Collect all lines from the records below that include the word "this".

* BEGIN Input rows *

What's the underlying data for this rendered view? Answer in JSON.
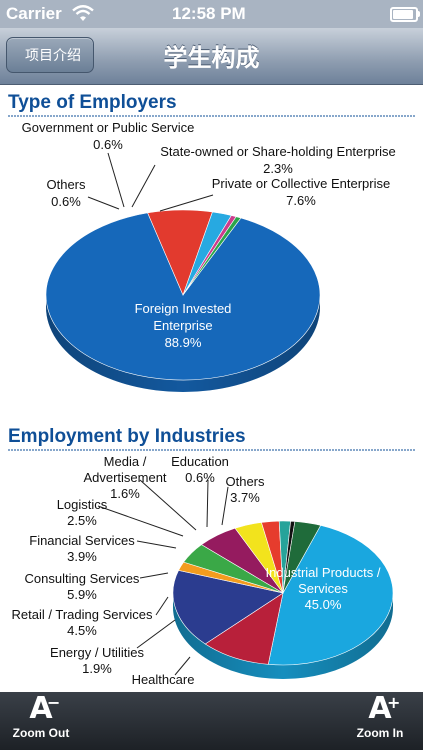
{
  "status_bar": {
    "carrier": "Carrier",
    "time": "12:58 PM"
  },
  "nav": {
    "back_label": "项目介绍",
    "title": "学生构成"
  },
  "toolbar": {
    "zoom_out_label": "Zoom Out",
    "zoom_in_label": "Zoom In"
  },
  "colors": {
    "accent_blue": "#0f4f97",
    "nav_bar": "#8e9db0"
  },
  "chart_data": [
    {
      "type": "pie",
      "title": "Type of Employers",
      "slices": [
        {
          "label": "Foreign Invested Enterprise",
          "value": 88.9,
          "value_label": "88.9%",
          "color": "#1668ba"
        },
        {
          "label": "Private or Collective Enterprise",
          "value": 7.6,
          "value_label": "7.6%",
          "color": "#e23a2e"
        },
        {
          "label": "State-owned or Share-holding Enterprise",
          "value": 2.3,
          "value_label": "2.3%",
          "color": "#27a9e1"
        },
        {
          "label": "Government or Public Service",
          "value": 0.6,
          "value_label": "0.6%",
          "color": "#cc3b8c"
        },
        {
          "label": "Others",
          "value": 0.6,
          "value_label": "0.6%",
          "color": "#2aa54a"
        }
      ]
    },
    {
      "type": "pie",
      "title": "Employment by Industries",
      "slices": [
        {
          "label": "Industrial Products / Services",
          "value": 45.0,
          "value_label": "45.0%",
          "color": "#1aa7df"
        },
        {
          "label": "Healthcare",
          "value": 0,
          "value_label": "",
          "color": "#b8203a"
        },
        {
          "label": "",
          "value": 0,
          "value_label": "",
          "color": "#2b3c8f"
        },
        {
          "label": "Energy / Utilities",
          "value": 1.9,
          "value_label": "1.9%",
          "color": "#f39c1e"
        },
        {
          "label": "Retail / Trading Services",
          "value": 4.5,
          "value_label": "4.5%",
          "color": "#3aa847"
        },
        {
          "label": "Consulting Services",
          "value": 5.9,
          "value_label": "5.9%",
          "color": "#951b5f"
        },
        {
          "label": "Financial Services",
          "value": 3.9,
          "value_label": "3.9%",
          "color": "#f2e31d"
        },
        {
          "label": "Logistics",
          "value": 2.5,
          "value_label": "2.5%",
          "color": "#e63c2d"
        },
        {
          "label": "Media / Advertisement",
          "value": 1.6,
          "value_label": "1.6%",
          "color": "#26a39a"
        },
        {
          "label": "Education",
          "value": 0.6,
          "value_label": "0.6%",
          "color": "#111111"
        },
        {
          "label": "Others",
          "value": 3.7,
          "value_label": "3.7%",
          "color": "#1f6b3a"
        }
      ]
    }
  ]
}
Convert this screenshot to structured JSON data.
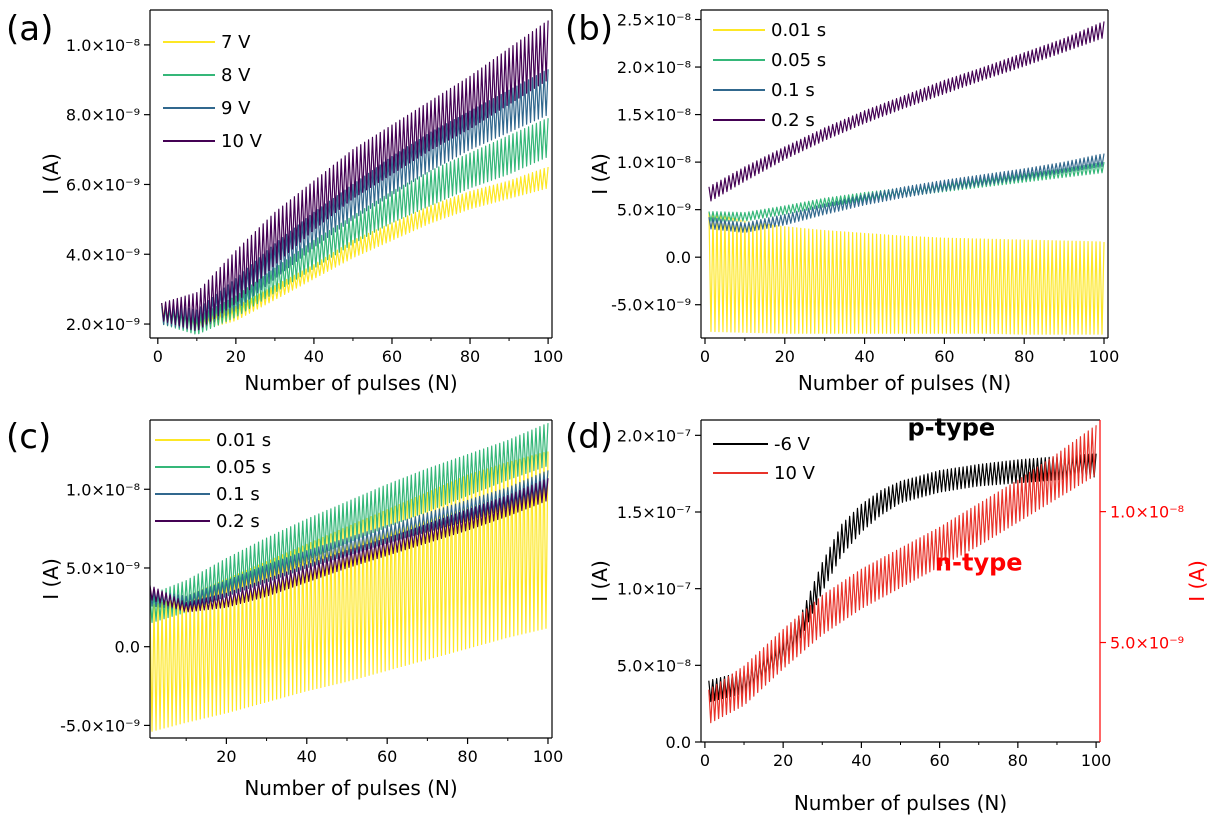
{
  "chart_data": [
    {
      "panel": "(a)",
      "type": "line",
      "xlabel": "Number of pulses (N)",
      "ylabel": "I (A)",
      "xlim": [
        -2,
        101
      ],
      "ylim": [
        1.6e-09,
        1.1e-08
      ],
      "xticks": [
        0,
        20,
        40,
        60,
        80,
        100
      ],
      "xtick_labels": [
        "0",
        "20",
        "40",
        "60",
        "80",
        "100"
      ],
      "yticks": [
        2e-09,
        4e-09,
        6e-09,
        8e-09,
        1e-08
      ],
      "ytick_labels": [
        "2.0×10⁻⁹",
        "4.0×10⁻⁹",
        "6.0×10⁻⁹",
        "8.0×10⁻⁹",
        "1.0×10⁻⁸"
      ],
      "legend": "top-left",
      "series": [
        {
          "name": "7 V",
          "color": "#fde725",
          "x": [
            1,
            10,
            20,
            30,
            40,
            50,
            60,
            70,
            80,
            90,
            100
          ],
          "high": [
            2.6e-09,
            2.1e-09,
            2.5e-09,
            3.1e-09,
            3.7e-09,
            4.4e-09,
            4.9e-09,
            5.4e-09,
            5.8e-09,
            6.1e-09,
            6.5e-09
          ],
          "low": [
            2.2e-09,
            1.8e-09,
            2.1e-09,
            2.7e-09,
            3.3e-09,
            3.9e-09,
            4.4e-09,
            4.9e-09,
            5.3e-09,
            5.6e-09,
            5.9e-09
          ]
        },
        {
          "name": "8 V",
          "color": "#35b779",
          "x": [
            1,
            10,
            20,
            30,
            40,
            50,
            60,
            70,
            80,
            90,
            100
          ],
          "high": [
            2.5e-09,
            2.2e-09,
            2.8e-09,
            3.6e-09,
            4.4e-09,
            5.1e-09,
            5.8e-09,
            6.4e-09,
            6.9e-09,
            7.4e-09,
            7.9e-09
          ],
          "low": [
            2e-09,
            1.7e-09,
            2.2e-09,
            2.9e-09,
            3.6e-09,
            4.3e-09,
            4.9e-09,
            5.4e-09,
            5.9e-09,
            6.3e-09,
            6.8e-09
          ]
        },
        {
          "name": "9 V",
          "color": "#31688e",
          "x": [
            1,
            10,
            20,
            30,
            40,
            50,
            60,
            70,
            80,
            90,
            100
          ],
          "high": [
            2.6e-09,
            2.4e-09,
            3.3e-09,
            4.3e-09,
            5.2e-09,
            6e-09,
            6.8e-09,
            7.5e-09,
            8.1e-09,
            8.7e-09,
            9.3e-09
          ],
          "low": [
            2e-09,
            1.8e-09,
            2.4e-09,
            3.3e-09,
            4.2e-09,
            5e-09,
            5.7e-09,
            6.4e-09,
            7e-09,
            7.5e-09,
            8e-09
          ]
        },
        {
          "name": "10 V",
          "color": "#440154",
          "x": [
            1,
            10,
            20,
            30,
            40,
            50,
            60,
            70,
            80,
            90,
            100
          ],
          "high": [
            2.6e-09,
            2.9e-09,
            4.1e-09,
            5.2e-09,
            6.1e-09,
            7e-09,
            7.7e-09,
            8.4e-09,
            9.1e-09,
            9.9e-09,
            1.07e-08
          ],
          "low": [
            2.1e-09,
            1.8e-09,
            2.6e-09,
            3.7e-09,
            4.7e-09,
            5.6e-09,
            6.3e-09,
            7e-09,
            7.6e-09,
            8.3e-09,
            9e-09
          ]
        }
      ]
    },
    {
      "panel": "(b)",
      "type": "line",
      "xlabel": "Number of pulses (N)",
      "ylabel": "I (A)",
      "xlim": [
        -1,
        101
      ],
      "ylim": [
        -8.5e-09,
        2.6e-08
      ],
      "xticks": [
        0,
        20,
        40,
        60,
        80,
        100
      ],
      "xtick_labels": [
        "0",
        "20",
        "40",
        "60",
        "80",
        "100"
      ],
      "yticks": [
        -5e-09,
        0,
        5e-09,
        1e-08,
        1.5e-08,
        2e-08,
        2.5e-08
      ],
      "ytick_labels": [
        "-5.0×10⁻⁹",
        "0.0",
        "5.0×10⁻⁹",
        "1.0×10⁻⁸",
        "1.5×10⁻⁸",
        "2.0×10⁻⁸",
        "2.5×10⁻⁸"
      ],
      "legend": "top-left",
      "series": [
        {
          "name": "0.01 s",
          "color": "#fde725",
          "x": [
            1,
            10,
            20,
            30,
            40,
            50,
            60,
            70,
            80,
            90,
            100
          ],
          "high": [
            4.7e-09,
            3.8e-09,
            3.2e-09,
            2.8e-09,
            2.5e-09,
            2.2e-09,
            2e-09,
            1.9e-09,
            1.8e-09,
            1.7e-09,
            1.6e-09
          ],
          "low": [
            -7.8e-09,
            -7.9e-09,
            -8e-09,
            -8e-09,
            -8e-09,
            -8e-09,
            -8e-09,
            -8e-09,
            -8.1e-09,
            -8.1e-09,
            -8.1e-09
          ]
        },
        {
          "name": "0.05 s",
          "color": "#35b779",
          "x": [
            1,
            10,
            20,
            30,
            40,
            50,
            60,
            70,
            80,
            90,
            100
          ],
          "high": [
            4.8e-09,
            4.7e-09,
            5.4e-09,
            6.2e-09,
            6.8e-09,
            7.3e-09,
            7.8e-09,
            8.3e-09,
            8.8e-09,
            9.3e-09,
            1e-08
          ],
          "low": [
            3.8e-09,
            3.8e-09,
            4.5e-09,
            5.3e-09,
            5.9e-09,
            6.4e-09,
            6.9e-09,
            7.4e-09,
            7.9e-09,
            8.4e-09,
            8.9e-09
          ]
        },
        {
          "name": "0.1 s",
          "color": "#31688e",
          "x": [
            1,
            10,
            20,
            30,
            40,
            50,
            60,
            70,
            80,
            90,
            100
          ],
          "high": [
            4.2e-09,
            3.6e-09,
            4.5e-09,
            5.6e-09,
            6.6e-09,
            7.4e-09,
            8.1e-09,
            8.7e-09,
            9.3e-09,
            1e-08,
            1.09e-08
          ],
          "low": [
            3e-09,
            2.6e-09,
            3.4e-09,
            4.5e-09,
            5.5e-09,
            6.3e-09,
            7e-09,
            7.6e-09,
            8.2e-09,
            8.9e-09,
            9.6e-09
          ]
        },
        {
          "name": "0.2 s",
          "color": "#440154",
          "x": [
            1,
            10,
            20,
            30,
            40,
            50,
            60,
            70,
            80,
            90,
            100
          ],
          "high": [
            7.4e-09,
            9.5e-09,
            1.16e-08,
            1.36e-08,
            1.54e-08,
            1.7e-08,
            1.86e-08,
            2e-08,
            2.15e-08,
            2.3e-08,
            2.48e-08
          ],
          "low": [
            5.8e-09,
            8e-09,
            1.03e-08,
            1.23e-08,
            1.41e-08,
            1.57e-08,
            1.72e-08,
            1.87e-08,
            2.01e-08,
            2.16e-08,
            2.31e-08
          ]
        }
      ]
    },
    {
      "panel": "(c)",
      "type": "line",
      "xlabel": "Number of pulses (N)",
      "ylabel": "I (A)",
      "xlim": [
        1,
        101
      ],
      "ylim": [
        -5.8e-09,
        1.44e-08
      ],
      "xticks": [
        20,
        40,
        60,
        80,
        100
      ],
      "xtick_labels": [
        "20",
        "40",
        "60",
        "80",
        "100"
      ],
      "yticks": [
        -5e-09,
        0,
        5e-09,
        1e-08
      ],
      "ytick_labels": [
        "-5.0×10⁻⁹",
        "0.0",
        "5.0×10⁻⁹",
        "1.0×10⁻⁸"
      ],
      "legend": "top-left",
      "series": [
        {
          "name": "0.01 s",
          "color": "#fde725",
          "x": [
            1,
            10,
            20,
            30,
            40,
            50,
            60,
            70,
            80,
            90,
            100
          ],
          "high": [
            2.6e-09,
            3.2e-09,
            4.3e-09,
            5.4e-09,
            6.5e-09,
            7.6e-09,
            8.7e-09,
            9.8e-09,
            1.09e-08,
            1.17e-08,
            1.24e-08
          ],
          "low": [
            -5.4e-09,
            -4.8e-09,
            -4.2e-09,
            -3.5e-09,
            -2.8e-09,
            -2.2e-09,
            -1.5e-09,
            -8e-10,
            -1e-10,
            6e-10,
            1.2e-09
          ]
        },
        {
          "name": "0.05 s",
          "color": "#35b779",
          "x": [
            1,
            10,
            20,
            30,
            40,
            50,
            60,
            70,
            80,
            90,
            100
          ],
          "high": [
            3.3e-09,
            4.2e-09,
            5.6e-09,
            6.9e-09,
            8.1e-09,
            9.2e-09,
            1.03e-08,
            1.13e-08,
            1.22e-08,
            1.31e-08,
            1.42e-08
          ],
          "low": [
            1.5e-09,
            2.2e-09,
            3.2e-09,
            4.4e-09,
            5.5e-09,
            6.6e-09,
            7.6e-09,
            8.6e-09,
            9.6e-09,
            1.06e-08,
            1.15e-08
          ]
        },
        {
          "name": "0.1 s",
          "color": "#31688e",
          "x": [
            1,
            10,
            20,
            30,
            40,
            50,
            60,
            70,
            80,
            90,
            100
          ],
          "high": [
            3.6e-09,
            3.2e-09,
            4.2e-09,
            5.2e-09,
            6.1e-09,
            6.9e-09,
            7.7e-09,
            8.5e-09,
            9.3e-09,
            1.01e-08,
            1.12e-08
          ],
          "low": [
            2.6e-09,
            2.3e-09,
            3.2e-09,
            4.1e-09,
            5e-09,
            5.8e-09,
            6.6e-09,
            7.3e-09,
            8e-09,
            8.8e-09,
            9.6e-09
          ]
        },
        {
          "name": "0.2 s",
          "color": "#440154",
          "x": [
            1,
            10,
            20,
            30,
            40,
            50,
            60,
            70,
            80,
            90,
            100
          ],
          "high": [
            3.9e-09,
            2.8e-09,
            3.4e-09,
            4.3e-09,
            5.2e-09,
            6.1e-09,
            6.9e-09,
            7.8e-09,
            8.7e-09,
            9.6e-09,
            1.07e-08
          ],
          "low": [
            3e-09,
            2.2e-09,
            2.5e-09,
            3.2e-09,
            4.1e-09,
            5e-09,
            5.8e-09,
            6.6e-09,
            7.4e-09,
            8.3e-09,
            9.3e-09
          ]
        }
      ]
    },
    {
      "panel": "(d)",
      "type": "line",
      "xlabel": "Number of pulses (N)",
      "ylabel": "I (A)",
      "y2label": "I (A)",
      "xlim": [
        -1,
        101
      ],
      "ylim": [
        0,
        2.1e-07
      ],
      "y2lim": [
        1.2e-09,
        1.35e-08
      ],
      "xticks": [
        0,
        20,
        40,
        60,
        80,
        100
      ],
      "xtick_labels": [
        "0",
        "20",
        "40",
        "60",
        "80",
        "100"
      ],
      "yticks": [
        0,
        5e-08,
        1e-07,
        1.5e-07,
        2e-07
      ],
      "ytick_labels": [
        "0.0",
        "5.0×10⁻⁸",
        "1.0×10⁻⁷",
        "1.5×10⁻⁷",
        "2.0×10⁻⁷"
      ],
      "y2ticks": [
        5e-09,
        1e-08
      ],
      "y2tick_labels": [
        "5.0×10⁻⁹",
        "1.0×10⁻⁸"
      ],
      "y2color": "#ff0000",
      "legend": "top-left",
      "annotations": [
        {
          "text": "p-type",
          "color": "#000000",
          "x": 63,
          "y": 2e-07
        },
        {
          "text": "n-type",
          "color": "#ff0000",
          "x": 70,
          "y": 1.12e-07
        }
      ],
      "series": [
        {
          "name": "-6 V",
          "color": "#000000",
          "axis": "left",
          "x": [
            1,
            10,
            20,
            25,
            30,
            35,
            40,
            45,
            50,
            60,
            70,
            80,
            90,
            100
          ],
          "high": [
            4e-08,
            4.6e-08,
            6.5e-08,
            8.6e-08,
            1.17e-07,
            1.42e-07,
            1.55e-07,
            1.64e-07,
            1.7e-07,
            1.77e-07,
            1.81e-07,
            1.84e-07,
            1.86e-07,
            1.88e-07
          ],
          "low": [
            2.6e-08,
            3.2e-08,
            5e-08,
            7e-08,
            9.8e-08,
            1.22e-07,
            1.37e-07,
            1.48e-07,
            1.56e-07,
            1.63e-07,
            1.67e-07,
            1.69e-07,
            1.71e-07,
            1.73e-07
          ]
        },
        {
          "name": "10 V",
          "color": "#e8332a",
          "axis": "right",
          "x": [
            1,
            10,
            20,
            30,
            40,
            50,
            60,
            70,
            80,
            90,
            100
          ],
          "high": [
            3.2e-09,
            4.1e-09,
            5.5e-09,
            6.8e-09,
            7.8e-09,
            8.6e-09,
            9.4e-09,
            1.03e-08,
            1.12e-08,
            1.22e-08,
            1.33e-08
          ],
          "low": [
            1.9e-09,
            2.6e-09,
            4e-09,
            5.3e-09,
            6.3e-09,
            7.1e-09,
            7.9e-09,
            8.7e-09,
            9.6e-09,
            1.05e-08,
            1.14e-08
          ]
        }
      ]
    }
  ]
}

* END Input rows *

__Solution__.
What's the underlying data for this rendered view? Answer in JSON.
Convert this screenshot to structured JSON data.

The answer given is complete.